* _DESCRIPTION OF THE TASK_: Copy each line exactly. Leave nothing out.

──────── DATA LISTING

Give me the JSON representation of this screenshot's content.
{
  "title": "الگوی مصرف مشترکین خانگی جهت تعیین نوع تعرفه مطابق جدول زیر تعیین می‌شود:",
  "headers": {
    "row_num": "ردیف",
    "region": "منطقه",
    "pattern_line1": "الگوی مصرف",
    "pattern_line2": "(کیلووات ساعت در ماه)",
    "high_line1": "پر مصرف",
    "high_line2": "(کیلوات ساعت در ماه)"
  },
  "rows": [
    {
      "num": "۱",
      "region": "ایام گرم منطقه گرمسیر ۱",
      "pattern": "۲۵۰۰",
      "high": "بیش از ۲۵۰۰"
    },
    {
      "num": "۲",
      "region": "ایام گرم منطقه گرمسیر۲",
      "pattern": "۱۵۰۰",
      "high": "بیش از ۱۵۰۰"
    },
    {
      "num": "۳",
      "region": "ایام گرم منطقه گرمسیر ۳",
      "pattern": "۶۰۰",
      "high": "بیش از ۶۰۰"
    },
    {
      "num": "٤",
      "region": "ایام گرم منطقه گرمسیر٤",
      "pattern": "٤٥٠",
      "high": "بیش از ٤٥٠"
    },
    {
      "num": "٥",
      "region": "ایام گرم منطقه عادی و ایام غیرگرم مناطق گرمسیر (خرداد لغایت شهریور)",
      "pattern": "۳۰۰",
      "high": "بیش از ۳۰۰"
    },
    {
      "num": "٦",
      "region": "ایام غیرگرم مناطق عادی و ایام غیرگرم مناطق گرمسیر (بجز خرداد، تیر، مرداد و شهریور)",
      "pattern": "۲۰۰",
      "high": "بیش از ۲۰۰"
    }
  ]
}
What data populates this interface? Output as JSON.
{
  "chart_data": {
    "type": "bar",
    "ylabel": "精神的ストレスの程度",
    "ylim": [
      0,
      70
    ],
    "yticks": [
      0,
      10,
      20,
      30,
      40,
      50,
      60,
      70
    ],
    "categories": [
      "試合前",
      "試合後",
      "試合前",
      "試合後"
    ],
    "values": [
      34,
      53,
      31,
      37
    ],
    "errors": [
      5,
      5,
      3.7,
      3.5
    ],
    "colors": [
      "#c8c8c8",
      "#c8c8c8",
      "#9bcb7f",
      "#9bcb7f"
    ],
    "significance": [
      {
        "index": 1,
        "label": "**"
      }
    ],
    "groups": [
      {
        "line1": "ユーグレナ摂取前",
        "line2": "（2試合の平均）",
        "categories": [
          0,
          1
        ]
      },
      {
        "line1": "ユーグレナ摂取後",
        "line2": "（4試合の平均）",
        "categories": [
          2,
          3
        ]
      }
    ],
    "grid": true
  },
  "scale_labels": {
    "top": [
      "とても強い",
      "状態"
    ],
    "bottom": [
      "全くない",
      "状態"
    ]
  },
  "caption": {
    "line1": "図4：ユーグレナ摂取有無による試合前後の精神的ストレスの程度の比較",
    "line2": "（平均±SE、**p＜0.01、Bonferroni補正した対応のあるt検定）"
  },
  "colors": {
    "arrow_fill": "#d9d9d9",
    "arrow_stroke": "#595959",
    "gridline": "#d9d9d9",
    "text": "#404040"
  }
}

────────────────

* _THE ANSWER_:
Give me the JSON representation of this screenshot's content.
{
  "title": "الگوی مصرف مشترکین خانگی جهت تعیین نوع تعرفه مطابق جدول زیر تعیین می‌شود:",
  "headers": {
    "row_num": "ردیف",
    "region": "منطقه",
    "pattern_line1": "الگوی مصرف",
    "pattern_line2": "(کیلووات ساعت در ماه)",
    "high_line1": "پر مصرف",
    "high_line2": "(کیلوات ساعت در ماه)"
  },
  "rows": [
    {
      "num": "۱",
      "region": "ایام گرم منطقه گرمسیر ۱",
      "pattern": "۲۵۰۰",
      "high": "بیش از ۲۵۰۰"
    },
    {
      "num": "۲",
      "region": "ایام گرم منطقه گرمسیر۲",
      "pattern": "۱۵۰۰",
      "high": "بیش از ۱۵۰۰"
    },
    {
      "num": "۳",
      "region": "ایام گرم منطقه گرمسیر ۳",
      "pattern": "۶۰۰",
      "high": "بیش از ۶۰۰"
    },
    {
      "num": "٤",
      "region": "ایام گرم منطقه گرمسیر٤",
      "pattern": "٤٥٠",
      "high": "بیش از ٤٥٠"
    },
    {
      "num": "٥",
      "region": "ایام گرم منطقه عادی و ایام غیرگرم مناطق گرمسیر (خرداد لغایت شهریور)",
      "pattern": "۳۰۰",
      "high": "بیش از ۳۰۰"
    },
    {
      "num": "٦",
      "region": "ایام غیرگرم مناطق عادی و ایام غیرگرم مناطق گرمسیر (بجز خرداد، تیر، مرداد و شهریور)",
      "pattern": "۲۰۰",
      "high": "بیش از ۲۰۰"
    }
  ]
}
What data populates this interface? Output as JSON.
{
  "chart_data": {
    "type": "bar",
    "ylabel": "精神的ストレスの程度",
    "ylim": [
      0,
      70
    ],
    "yticks": [
      0,
      10,
      20,
      30,
      40,
      50,
      60,
      70
    ],
    "categories": [
      "試合前",
      "試合後",
      "試合前",
      "試合後"
    ],
    "values": [
      34,
      53,
      31,
      37
    ],
    "errors": [
      5,
      5,
      3.7,
      3.5
    ],
    "colors": [
      "#c8c8c8",
      "#c8c8c8",
      "#9bcb7f",
      "#9bcb7f"
    ],
    "significance": [
      {
        "index": 1,
        "label": "**"
      }
    ],
    "groups": [
      {
        "line1": "ユーグレナ摂取前",
        "line2": "（2試合の平均）",
        "categories": [
          0,
          1
        ]
      },
      {
        "line1": "ユーグレナ摂取後",
        "line2": "（4試合の平均）",
        "categories": [
          2,
          3
        ]
      }
    ],
    "grid": true
  },
  "scale_labels": {
    "top": [
      "とても強い",
      "状態"
    ],
    "bottom": [
      "全くない",
      "状態"
    ]
  },
  "caption": {
    "line1": "図4：ユーグレナ摂取有無による試合前後の精神的ストレスの程度の比較",
    "line2": "（平均±SE、**p＜0.01、Bonferroni補正した対応のあるt検定）"
  },
  "colors": {
    "arrow_fill": "#d9d9d9",
    "arrow_stroke": "#595959",
    "gridline": "#d9d9d9",
    "text": "#404040"
  }
}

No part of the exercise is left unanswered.